Out of the 60 articles reviewed, eight articles reported small sample sizes or limited data. This was the most common limitation among the original research articles reviewed. Additional limitations included outdated equipment, patient-reported data, and patient-selection biases. These factors could be contributing to the variation and contradiction observed in several studies. Designing studies with larger sample sizes and less bias could eliminate any confounding variables.
Research gaps and future directions
Research gaps in the current literature include a lack of understanding of the molecular and biological mechanisms involved in endometriosis. This would be fundamental to treating endometriosis and preventing it at the beginning of its development [ 2 , 12 ]. Additionally, more in vivo and in vitro models are needed to study the characteristics of the active phase of endometriosis in humans and the role of leptin in pelvic pain [ 40 ]. Research is also needed on the molecular and cellular mechanisms and signals in adipose tissue [ 46 ]. Furthermore, how GLP-1 treatments can induce molecular changes in endometrial tissue and in adipose tissue has yet to be understood [ 16 , 55 ]. Clinical trials evaluating the effects of GLP-1 could test our hypothesis. Full elucidation about the specific effects of a large variety of adipokines, such as apelin, resistin, and chemerin, would be beneficial [ 42 , 60 ].

____

§ Using the information:
1. Decide whether each statement agrees with the endometriosis review text, answering yes or no and quoting the words that settle it: (a) Eight of the 60 reviewed articles reported small sample sizes or limited data. (b) Outdated equipment was the most common limitation among the original research articles. (c) Chemerin is named among the adipokines whose specific effects call for full elucidation.
2. According to the endometriosis review text, what is needed to study the characteristics of the active phase of endometriosis in humans?
3. Pick up the endometriosis review text after its final sentence and keep writing it.
You won't need the data for any of this.

§ Entries shown:
____

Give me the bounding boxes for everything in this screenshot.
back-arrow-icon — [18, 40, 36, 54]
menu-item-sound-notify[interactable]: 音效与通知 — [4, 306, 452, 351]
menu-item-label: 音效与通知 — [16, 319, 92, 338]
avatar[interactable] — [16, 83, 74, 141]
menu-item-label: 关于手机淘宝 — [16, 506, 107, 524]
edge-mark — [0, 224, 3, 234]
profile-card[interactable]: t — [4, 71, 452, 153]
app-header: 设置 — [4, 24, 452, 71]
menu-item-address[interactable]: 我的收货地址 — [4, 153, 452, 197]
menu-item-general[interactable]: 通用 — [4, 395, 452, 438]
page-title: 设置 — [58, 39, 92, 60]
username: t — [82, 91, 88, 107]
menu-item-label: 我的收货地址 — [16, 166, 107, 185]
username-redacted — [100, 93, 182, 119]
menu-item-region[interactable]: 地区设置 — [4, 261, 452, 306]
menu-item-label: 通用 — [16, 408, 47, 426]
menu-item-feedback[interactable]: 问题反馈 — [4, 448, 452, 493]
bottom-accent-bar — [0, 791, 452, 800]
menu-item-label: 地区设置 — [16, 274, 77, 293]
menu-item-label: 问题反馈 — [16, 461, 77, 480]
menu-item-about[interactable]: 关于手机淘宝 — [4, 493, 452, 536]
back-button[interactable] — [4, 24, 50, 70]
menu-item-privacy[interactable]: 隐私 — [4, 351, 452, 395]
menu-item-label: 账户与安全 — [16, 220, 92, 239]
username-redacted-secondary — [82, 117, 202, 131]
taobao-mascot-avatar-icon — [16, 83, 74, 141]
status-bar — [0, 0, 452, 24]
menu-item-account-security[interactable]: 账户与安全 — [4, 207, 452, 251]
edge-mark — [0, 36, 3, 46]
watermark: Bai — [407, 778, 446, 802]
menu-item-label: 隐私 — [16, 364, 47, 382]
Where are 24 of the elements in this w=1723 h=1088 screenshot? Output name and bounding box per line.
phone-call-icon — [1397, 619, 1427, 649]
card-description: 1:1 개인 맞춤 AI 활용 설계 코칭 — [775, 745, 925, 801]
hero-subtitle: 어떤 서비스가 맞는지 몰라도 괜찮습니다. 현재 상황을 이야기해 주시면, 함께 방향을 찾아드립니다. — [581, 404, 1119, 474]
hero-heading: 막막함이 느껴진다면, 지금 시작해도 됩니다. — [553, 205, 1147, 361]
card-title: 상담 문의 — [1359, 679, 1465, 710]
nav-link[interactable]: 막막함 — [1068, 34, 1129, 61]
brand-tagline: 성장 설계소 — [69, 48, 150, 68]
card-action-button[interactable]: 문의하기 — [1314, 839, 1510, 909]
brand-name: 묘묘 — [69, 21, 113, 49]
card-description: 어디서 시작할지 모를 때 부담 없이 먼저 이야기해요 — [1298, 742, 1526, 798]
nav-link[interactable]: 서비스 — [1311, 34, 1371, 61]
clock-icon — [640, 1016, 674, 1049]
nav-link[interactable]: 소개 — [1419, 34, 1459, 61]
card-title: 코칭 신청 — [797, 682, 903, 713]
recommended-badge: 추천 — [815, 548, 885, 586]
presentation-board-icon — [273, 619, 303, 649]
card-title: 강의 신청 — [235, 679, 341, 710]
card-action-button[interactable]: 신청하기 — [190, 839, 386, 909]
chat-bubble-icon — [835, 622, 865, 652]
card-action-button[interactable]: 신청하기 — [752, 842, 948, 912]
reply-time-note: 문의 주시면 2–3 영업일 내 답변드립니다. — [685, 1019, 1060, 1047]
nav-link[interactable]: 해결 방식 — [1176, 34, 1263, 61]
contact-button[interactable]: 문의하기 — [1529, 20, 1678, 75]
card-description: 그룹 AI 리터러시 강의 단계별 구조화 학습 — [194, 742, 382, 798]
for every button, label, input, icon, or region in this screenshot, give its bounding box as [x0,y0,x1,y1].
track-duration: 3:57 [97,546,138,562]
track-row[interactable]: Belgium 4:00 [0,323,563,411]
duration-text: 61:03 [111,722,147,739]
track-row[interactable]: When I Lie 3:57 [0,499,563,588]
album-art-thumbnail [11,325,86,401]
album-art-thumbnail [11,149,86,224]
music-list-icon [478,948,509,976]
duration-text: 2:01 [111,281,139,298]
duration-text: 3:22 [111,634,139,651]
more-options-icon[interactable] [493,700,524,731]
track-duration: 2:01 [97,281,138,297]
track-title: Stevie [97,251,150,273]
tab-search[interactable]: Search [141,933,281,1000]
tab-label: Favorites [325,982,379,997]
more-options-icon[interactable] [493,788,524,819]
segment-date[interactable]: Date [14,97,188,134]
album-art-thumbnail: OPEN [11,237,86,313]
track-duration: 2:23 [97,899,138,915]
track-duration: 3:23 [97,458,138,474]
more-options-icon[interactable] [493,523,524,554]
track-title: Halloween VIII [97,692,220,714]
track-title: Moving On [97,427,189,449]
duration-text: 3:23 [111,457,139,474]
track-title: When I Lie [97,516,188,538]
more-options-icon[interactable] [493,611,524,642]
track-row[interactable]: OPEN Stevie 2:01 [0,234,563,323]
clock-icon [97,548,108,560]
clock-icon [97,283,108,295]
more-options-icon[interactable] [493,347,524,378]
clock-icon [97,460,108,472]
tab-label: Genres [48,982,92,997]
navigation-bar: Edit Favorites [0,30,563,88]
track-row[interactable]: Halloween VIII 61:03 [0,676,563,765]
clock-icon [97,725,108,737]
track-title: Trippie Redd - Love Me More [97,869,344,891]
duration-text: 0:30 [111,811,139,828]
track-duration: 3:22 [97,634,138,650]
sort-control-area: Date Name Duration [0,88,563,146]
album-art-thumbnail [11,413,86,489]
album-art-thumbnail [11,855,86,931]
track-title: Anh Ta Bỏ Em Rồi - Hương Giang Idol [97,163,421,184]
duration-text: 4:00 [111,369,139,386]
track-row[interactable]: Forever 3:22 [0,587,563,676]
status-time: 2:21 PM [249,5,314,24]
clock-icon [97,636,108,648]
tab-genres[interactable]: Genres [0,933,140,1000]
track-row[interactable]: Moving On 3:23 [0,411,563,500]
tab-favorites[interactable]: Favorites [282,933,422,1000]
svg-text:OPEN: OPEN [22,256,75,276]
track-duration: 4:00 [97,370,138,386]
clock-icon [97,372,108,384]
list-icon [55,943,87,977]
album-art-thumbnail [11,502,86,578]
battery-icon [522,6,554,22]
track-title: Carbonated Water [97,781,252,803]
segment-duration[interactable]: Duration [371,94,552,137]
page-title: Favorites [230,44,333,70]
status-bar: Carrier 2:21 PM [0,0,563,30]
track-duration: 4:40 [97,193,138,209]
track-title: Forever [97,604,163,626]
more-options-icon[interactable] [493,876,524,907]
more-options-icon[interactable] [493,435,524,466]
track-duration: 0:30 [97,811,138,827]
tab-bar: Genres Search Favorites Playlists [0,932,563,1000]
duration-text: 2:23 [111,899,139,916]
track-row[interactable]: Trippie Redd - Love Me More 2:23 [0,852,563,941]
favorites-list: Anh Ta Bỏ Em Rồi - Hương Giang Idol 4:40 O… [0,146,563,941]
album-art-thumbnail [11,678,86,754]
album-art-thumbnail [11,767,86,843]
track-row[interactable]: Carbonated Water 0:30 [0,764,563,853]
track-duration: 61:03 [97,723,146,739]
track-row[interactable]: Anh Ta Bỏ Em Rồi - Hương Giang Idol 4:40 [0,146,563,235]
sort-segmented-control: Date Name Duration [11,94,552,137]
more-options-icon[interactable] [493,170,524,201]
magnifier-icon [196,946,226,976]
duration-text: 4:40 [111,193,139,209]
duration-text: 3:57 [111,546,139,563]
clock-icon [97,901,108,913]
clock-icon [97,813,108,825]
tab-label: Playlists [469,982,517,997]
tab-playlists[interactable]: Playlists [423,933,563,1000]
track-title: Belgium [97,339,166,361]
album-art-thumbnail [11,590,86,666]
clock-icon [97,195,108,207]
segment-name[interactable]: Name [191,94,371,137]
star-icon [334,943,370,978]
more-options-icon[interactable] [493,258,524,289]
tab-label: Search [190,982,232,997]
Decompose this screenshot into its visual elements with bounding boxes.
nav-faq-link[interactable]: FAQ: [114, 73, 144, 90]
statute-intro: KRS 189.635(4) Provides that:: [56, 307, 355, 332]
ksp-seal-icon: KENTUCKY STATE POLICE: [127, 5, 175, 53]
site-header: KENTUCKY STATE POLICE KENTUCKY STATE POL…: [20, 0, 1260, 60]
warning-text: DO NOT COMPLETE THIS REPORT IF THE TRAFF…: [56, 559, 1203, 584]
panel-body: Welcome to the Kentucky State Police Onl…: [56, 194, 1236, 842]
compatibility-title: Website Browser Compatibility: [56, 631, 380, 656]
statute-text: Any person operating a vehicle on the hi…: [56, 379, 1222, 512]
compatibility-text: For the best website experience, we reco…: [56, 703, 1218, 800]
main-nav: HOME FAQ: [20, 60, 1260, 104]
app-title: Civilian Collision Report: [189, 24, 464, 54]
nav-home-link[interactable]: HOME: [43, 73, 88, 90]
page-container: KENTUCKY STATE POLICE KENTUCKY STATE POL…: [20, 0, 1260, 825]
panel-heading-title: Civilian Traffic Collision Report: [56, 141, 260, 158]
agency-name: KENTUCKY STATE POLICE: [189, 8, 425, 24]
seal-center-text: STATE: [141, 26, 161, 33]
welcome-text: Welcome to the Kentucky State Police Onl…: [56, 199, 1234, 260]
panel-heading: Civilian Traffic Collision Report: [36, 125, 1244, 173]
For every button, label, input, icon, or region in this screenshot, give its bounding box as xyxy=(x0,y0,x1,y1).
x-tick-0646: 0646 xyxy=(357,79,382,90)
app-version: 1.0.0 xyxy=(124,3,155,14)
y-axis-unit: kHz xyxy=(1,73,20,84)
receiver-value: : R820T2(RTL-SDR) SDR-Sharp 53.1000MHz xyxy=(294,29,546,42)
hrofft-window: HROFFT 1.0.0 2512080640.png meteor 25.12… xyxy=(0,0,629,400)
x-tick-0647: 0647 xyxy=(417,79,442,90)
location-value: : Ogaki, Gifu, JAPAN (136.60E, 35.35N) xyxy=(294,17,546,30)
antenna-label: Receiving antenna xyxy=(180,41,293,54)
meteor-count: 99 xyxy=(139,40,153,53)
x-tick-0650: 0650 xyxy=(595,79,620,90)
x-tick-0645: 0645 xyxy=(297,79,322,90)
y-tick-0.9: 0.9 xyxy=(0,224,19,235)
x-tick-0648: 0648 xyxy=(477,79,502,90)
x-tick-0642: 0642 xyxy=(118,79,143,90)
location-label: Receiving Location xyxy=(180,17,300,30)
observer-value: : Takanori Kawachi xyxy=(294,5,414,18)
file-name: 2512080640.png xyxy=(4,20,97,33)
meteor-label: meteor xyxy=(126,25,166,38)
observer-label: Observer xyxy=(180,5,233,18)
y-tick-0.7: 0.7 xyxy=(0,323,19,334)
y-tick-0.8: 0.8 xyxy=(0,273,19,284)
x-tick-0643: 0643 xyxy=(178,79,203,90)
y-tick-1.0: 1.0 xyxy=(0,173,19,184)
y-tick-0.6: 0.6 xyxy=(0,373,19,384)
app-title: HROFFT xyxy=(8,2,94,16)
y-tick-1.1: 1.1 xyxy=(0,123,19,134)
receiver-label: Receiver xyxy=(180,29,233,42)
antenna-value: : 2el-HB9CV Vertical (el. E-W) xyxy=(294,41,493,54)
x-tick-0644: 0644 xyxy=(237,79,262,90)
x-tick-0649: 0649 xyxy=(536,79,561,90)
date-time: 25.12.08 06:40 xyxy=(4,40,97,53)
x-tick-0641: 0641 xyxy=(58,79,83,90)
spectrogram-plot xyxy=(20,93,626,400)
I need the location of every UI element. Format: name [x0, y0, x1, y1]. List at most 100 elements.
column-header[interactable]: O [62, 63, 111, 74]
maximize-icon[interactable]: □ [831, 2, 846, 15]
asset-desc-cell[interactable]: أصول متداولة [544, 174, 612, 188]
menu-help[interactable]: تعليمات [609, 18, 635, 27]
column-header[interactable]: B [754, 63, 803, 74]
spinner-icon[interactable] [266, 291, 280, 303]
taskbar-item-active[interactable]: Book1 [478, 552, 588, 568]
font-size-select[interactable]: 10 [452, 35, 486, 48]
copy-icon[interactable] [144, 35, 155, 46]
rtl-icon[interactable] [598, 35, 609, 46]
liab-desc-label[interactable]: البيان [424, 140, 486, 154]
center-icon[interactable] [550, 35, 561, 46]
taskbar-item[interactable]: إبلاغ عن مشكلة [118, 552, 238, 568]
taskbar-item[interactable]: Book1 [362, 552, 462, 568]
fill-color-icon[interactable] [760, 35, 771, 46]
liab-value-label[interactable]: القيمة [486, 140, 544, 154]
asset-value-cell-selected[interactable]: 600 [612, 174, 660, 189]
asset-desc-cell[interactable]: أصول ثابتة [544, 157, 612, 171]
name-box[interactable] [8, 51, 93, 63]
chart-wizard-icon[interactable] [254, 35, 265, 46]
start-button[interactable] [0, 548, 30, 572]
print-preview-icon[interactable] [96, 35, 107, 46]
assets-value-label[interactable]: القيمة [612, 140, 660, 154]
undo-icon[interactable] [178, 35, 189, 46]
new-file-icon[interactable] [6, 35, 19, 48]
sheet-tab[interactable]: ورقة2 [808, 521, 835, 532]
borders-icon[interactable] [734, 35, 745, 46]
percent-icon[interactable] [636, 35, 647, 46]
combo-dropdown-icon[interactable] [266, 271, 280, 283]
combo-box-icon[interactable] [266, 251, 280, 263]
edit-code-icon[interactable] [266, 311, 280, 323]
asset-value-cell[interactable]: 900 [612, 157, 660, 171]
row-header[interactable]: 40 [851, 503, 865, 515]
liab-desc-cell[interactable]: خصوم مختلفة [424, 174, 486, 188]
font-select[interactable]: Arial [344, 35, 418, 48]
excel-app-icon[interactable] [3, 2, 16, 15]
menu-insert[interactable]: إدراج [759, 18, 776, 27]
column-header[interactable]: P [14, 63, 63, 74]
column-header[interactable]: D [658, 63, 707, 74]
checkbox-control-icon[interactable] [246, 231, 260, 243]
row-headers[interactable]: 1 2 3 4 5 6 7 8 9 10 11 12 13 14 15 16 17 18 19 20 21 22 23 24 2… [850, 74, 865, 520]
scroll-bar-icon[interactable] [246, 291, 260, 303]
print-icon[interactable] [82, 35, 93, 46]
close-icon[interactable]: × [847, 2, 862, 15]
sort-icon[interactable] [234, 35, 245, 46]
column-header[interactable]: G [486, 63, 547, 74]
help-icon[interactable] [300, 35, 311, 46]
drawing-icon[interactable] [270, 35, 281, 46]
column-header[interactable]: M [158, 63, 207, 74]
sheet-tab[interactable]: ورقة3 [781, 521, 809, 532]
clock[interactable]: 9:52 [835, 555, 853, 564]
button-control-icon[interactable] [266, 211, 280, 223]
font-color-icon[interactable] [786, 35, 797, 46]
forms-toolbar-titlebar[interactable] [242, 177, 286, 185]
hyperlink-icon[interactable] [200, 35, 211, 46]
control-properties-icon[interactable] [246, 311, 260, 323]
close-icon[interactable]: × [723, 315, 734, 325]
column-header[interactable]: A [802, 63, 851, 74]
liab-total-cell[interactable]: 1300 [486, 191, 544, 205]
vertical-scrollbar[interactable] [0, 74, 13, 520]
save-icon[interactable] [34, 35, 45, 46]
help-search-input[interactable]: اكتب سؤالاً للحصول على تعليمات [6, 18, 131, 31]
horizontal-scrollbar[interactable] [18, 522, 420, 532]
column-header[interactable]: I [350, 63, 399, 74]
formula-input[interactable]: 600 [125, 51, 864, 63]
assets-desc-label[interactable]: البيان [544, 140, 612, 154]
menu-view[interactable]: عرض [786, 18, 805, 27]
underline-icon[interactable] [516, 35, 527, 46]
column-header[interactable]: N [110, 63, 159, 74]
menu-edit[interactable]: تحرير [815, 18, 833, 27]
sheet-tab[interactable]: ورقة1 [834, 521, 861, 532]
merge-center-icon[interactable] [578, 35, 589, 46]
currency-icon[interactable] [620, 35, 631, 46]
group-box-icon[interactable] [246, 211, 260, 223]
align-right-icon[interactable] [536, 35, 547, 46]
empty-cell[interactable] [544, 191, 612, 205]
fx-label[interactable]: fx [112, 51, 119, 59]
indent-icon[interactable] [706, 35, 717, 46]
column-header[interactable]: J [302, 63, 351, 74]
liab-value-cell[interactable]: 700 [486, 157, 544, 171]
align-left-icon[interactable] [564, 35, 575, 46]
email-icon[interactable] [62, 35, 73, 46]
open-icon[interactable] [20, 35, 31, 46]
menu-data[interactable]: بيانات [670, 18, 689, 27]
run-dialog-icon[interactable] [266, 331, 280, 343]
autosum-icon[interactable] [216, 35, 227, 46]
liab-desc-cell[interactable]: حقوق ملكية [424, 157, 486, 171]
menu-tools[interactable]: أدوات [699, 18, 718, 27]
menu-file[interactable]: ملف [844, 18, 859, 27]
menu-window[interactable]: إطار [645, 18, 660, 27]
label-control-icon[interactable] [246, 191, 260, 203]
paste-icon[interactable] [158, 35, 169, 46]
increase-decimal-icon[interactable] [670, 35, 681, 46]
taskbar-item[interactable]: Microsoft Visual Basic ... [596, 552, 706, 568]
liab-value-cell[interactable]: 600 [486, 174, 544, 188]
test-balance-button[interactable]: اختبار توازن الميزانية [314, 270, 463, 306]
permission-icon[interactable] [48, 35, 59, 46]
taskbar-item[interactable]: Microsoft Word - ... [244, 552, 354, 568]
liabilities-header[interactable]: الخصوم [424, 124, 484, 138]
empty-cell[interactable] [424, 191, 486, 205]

____

§ Numbered answers:
1.
(a) Yes: "Out of the 60 articles reviewed, eight articles reported small sample sizes or limited data."
(b) No: "eight articles reported small sample sizes or limited data. This was the most common limitation"
(c) Yes: "a large variety of adipokines, such as apelin, resistin, and chemerin"

2. More in vivo and in vitro models.

3.
Future directions include investigating the different types and benefits of non-steroidal anti-inflammatory drugs as treatment options for endometriosis [ 4 ]. Additionally, further studies should include more measurements beyond BMI and consider adipose tissue distribution. These studies could utilize MRI or DEXA scans to assess differences between subcutaneous fat and visceral fat [ 17 ]. More emphasis on BMI stratification and the large range of body types could lead to new discoveries about higher BMI classes and their risk of developing endometriosis. Most of the studies reviewed here did not include women with BMIs in class II or III. Even more research on patients with low BMIs and how their immune systems may be altered is also needed [ 57 ]. Finally, as endometriosis can be found in several different places in the body, research focusing on the different lesion locations and how they may cause completely different pathological results could be beneficial [ 49 ].